Note each line that includes the word "screenshot". Copy those lines.

### Data listing

* begin *

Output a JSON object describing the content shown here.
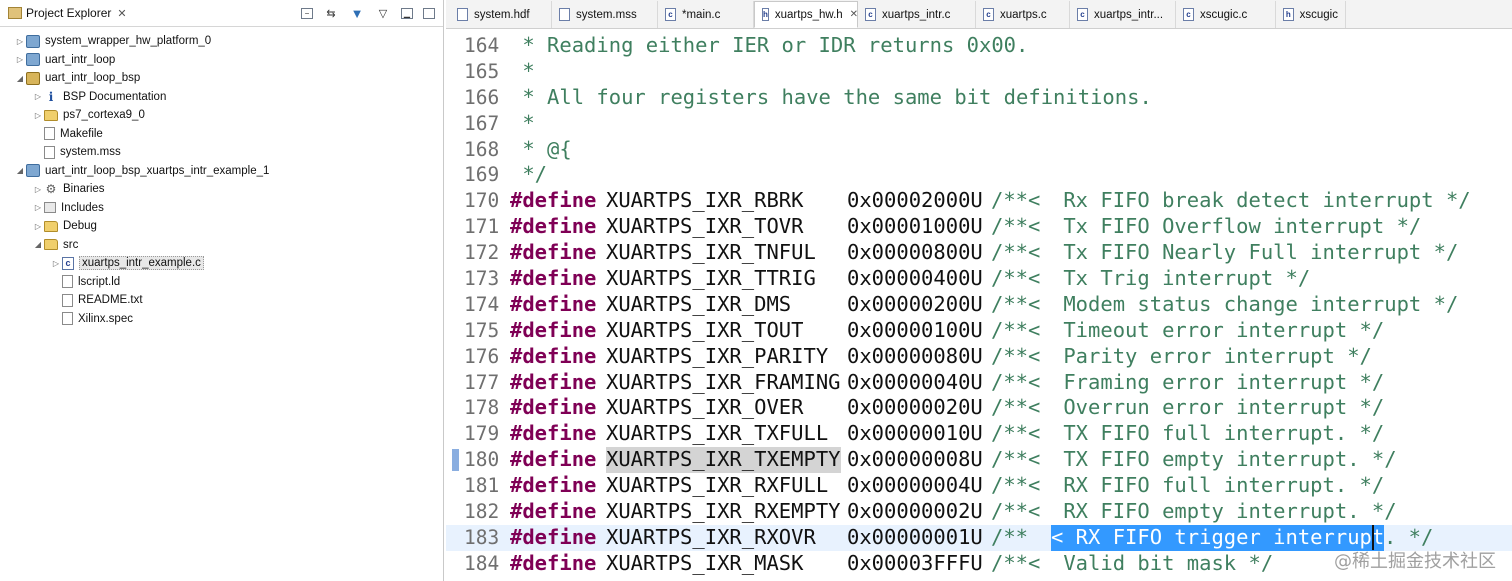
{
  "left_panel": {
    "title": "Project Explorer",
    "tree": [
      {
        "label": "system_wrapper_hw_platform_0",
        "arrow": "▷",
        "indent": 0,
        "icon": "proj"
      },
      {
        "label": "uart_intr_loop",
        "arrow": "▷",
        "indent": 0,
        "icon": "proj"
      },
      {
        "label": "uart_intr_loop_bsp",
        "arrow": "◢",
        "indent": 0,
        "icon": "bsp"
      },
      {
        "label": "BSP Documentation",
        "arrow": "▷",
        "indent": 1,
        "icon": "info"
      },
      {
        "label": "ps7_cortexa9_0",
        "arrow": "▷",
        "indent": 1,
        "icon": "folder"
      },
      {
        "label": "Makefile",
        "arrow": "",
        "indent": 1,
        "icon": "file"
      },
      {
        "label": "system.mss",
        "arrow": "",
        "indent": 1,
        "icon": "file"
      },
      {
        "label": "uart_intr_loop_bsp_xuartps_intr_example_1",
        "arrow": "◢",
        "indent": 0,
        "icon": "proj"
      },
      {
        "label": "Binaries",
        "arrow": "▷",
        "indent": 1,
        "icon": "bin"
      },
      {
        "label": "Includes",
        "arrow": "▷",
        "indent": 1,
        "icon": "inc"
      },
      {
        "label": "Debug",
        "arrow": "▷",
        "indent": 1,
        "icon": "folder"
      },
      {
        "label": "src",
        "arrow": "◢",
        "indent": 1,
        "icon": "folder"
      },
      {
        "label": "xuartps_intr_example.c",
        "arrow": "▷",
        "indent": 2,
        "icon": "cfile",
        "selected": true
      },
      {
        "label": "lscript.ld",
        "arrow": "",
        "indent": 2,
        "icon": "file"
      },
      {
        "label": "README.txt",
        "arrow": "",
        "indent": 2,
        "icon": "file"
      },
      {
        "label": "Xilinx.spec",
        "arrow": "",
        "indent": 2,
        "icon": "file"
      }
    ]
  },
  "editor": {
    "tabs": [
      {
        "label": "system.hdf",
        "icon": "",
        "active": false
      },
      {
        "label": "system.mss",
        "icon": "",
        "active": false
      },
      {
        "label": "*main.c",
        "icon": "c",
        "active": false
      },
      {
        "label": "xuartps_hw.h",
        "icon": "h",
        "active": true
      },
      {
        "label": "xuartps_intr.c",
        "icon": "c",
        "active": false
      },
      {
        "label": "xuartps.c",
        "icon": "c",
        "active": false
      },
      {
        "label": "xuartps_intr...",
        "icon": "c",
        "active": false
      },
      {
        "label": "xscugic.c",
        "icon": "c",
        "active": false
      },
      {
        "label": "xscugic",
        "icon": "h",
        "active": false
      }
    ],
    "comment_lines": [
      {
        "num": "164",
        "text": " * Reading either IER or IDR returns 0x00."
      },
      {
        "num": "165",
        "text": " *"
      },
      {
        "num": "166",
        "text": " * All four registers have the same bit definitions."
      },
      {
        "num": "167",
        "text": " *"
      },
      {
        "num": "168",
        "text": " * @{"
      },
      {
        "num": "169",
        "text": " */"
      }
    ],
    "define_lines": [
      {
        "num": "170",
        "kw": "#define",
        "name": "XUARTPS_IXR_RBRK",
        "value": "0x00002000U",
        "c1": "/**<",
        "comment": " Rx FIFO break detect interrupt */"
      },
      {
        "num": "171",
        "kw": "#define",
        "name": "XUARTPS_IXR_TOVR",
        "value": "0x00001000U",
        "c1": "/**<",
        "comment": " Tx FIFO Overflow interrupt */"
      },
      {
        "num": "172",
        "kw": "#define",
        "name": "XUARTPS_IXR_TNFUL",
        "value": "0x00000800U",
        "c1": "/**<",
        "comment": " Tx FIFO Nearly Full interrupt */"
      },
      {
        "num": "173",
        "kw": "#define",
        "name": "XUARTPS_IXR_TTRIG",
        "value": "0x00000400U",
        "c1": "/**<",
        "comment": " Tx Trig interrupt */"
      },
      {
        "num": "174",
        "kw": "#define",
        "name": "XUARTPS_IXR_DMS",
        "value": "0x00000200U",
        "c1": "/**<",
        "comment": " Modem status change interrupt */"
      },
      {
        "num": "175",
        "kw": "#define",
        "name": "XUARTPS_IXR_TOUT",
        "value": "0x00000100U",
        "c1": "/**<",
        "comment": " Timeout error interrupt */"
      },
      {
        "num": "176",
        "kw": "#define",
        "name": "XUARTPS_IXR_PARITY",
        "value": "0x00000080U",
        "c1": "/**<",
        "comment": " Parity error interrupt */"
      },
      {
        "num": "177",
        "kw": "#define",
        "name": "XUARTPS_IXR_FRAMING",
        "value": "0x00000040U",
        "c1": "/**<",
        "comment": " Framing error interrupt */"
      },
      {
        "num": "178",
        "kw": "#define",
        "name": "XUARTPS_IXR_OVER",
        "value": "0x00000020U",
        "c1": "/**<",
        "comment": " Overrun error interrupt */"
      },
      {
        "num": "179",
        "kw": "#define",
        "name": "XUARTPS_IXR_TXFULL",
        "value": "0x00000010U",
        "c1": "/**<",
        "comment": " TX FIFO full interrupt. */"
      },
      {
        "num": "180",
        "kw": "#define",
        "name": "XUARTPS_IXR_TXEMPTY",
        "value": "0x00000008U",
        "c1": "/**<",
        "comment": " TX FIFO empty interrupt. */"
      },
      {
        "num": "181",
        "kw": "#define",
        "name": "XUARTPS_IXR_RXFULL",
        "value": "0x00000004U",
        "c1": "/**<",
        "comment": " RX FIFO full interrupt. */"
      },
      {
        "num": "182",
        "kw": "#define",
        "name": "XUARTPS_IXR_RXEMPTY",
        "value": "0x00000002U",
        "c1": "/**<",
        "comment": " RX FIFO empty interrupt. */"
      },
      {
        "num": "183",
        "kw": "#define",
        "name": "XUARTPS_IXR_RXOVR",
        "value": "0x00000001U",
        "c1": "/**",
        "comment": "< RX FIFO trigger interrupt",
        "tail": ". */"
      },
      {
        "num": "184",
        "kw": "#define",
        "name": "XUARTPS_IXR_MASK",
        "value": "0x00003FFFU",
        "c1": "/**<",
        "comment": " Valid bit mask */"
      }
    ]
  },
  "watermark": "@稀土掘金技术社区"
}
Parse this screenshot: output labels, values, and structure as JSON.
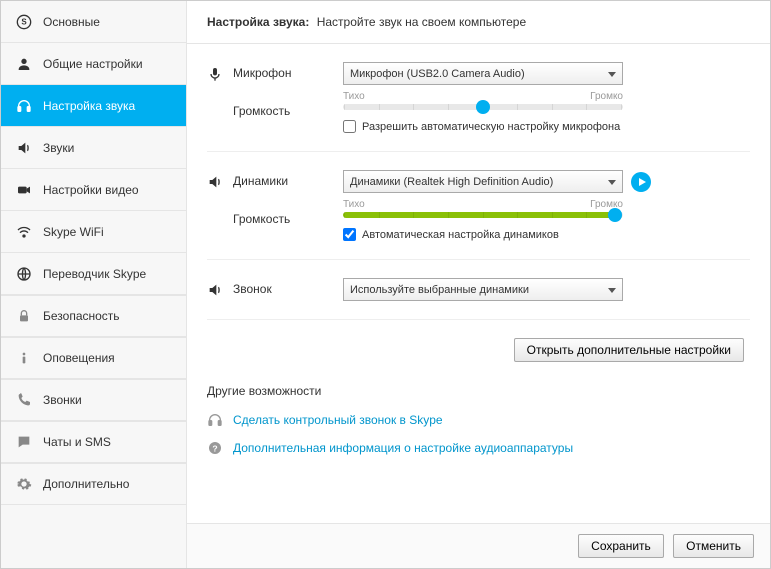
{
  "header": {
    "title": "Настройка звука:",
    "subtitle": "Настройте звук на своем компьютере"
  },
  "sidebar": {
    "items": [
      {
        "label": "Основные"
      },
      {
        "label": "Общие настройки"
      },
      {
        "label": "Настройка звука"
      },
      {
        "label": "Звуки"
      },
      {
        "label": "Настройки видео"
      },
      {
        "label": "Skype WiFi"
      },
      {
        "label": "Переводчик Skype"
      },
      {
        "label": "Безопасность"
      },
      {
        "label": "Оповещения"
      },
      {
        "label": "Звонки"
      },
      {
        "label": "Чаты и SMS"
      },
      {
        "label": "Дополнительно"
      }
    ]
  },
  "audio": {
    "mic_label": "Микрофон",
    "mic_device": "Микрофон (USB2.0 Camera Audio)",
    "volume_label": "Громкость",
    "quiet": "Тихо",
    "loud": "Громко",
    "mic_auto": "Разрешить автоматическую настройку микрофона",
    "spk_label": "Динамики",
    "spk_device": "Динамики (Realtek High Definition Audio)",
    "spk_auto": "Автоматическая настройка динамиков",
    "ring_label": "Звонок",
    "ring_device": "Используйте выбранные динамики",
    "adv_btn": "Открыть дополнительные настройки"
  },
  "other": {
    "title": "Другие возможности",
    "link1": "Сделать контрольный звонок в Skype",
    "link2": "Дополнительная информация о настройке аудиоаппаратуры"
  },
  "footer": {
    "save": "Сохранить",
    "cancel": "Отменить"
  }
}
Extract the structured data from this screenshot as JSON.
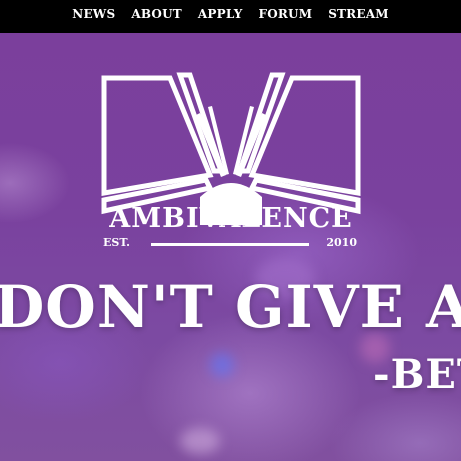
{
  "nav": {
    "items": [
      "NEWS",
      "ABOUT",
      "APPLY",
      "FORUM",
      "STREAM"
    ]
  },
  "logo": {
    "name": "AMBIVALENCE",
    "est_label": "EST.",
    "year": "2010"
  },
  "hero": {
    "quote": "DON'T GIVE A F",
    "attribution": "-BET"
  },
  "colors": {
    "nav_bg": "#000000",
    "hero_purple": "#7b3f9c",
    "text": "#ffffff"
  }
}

* end *

### Solution below
Parse this screenshot: output labels, values, and structure as JSON.
Extract the structured data from this screenshot as JSON.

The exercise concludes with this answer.